• _Stated problem_:
The answer is a single number: how many lines hold the string "Latin".
-- START OF Exercise inputs --
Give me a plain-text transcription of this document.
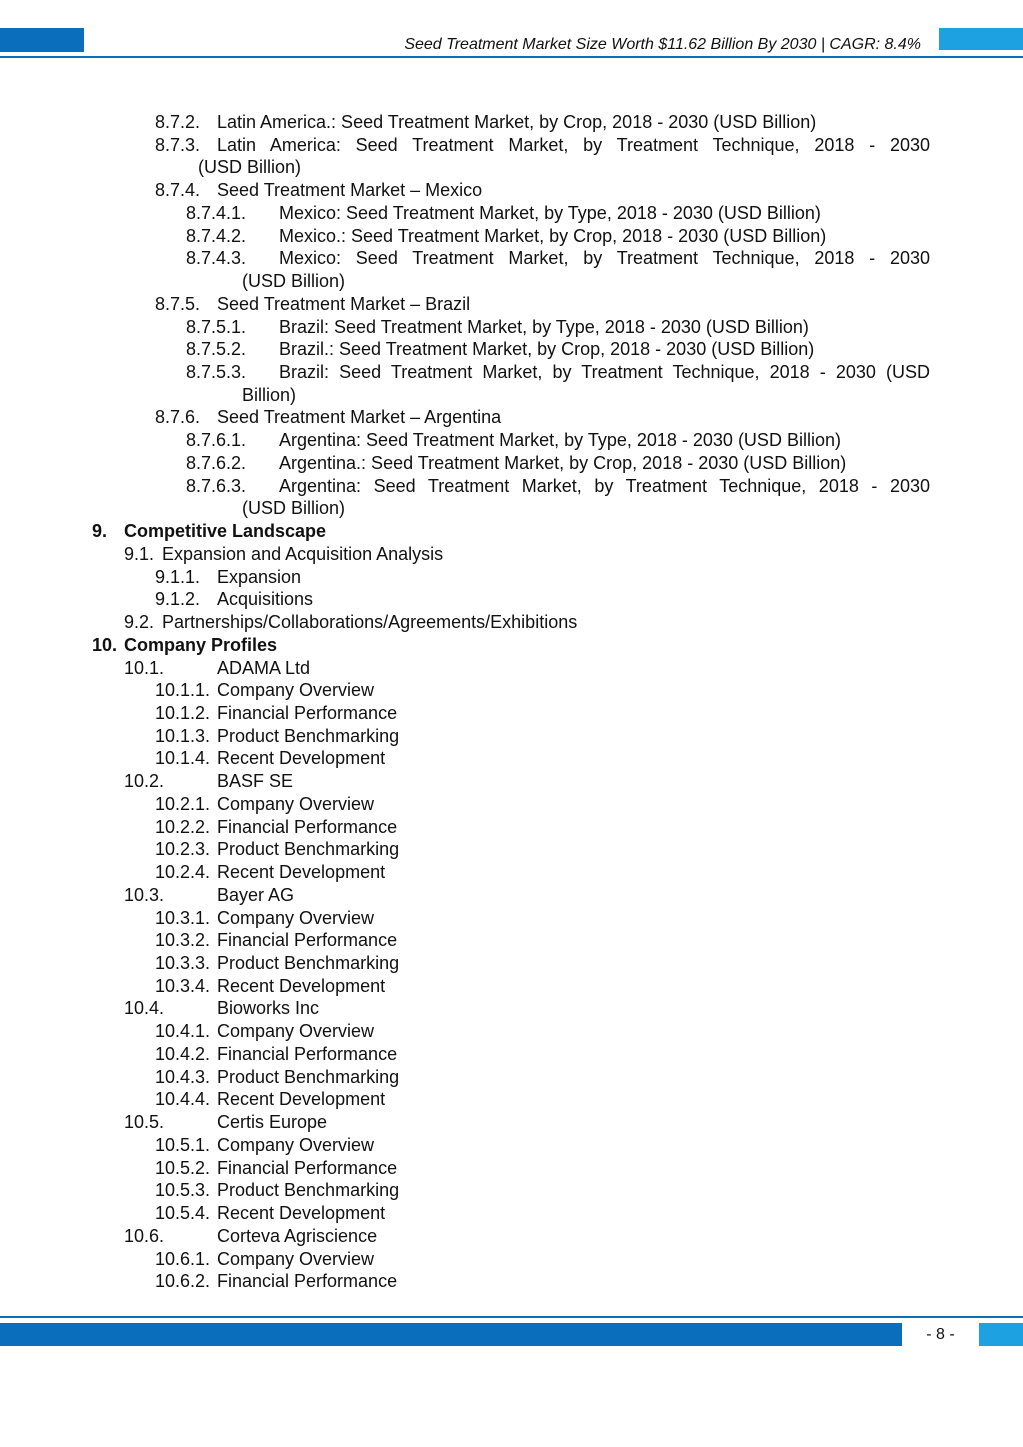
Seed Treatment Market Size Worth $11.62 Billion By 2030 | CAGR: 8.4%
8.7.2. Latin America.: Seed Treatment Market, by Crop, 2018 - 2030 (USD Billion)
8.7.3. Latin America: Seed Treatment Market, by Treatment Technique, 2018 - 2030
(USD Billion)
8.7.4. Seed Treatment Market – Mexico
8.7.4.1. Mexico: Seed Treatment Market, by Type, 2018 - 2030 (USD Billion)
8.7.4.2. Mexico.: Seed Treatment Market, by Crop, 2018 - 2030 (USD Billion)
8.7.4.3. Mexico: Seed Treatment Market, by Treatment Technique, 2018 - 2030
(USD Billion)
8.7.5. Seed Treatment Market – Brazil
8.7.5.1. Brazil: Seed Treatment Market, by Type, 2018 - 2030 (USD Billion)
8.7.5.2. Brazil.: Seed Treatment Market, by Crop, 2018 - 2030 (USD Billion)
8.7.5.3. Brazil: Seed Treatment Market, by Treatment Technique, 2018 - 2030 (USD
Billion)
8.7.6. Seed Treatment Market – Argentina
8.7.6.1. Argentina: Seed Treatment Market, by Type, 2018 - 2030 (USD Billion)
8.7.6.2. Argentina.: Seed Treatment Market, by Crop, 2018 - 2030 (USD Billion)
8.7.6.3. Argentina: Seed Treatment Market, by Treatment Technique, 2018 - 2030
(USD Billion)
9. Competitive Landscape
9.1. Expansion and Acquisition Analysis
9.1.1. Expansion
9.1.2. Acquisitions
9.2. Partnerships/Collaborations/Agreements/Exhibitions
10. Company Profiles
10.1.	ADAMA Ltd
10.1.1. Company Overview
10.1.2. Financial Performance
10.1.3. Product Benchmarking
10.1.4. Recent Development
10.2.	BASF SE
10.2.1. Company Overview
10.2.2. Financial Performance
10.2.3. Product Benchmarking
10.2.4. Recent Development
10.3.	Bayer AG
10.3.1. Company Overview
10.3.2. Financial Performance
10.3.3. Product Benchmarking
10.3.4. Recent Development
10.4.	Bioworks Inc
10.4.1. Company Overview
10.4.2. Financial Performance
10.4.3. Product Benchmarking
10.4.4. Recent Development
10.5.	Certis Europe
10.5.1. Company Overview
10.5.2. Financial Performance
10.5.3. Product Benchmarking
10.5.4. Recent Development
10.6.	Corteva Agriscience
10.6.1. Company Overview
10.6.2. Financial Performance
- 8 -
-- END OF Exercise inputs --
-- START OF Exercise inputs --
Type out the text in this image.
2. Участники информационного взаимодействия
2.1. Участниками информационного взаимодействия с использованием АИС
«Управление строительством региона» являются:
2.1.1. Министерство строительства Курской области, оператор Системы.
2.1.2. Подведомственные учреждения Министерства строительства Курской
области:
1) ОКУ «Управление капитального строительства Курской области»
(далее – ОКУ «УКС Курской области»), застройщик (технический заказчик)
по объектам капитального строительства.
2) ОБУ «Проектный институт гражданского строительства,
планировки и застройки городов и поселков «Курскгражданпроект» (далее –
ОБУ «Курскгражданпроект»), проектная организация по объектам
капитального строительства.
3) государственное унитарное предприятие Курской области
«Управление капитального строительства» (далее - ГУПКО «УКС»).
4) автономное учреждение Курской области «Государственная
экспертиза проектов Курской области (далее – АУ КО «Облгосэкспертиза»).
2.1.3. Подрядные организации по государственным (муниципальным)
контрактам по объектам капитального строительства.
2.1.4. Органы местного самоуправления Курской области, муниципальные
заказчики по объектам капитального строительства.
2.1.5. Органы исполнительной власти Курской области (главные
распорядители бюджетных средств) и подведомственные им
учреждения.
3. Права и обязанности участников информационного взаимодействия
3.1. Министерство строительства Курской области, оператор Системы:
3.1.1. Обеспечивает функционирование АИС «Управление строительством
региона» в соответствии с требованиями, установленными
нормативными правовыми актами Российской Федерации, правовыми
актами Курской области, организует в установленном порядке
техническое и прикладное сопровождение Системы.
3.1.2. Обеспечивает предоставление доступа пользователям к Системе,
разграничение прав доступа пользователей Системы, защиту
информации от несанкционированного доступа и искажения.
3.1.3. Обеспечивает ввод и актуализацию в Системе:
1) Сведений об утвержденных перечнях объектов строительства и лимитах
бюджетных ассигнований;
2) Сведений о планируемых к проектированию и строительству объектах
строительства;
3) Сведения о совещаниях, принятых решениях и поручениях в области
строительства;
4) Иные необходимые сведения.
-- END OF Exercise inputs --
• _Result for this task_:
2